-- start of Data lines --

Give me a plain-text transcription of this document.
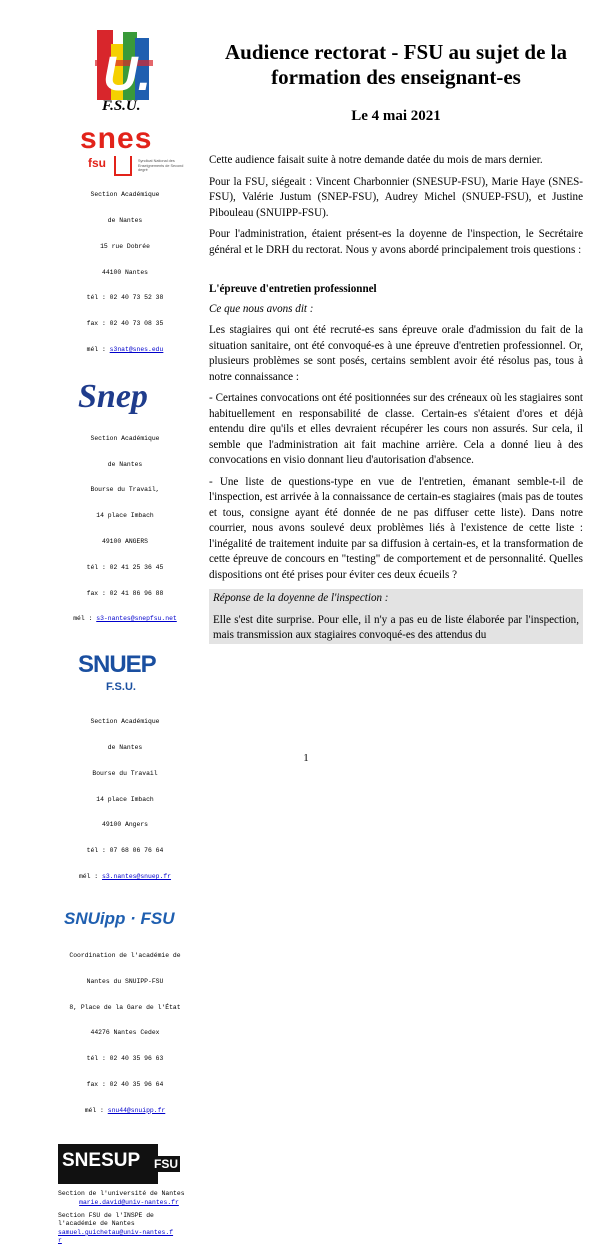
U.
F.S.U.
snes
fsu	Syndicat National des Enseignements de Second degré

Section Académique

de Nantes

15 rue Dobrée

44100 Nantes

tél : 02 40 73 52 38

fax : 02 40 73 08 35

mél : s3nat@snes.edu

Snep

Section Académique

de Nantes

Bourse du Travail,

14 place Imbach

49100 ANGERS

tél : 02 41 25 36 45

fax : 02 41 86 96 88

mél : s3-nantes@snepfsu.net

SNUEP
F.S.U.

Section Académique

de Nantes

Bourse du Travail

14 place Imbach

49100 Angers

tél : 07 68 06 76 64

mél : s3.nantes@snuep.fr

SNUipp · FSU

Coordination de l'académie de

Nantes du SNUIPP-FSU

8, Place de la Gare de l'État

44276 Nantes Cedex

tél : 02 40 35 96 63

fax : 02 40 35 96 64

mél : snu44@snuipp.fr

SNESUP FSU
Section de l'université de Nantes
marie.david@univ-nantes.fr
Section FSU de l'INSPE de l'académie de Nantes
samuel.guichetau@univ-nantes.fr
Audience rectorat - FSU au sujet de la formation des enseignant-es
Le 4 mai 2021

Cette audience faisait suite à notre demande datée du mois de mars dernier.

Pour la FSU, siégeait : Vincent Charbonnier (SNESUP-FSU), Marie Haye (SNES-FSU), Valérie Justum (SNEP-FSU), Audrey Michel (SNUEP-FSU), et Justine Pibouleau (SNUIPP-FSU).

Pour l'administration, étaient présent-es la doyenne de l'inspection, le Secrétaire général et le DRH du rectorat. Nous y avons abordé principalement trois questions :

L'épreuve d'entretien professionnel

Ce que nous avons dit :

Les stagiaires qui ont été recruté-es sans épreuve orale d'admission du fait de la situation sanitaire, ont été convoqué-es à une épreuve d'entretien professionnel. Or, plusieurs problèmes se sont posés, certains semblent avoir été résolus pas, tous à notre connaissance :

- Certaines convocations ont été positionnées sur des créneaux où les stagiaires sont habituellement en responsabilité de classe. Certain-es s'étaient d'ores et déjà entendu dire qu'ils et elles devraient récupérer les cours non assurés. Sur cela, il semble que l'administration ait fait machine arrière. Cela a donné lieu à des convocations en visio donnant lieu d'autorisation d'absence.

- Une liste de questions-type en vue de l'entretien, émanant semble-t-il de l'inspection, est arrivée à la connaissance de certain-es stagiaires (mais pas de toutes et tous, consigne ayant été donnée de ne pas diffuser cette liste). Dans notre courrier, nous avons soulevé deux problèmes liés à l'existence de cette liste : l'inégalité de traitement induite par sa diffusion à certain-es, et la transformation de cette épreuve de concours en "testing" de comportement et de personnalité. Quelles dispositions ont été prises pour éviter ces deux écueils ?

Réponse de la doyenne de l'inspection :

Elle s'est dite surprise. Pour elle, il n'y a pas eu de liste élaborée par l'inspection, mais transmission aux stagiaires convoqué-es des attendus du

1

-- end of Data lines --

* What is required: Return, from the data, each line that has the word "académie" in it.

* Result of the task:
Coordination de l'académie de
Section FSU de l'INSPE de l'académie de Nantes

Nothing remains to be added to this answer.